**WHAT TO WORK ON**
Every line holding the string "this" should be gathered.

**STORED DATA**
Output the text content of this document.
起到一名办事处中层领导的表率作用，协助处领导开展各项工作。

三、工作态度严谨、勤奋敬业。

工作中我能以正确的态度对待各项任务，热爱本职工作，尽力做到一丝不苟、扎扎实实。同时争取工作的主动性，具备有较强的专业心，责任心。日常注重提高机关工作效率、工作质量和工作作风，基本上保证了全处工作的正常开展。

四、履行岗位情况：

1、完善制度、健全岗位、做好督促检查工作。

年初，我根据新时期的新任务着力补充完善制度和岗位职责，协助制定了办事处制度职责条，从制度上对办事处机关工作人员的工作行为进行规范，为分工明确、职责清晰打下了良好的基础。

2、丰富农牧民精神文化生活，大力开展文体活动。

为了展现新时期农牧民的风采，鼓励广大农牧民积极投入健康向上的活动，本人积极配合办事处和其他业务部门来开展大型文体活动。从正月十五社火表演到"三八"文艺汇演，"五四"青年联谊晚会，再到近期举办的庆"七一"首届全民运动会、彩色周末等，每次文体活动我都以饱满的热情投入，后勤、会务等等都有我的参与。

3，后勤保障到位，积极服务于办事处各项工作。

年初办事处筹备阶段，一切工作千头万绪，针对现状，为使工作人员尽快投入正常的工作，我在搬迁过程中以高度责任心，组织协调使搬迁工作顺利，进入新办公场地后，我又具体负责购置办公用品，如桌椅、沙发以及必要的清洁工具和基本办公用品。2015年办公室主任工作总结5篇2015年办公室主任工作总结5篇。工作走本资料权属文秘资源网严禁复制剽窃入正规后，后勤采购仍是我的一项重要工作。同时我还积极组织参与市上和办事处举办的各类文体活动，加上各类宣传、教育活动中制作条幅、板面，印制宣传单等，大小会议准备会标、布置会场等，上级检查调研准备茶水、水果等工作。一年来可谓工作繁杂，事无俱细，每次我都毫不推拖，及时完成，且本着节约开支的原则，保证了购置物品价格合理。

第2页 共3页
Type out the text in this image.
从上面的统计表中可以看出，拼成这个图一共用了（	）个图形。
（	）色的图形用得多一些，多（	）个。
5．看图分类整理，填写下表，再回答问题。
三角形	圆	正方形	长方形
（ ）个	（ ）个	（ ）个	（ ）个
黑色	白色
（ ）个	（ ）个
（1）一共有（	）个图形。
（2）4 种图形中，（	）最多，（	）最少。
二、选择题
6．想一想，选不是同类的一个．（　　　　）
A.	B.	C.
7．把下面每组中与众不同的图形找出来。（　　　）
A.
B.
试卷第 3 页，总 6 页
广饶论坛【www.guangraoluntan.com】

**RESPONSE**
Output the text content of this document.
Type out the text in this image.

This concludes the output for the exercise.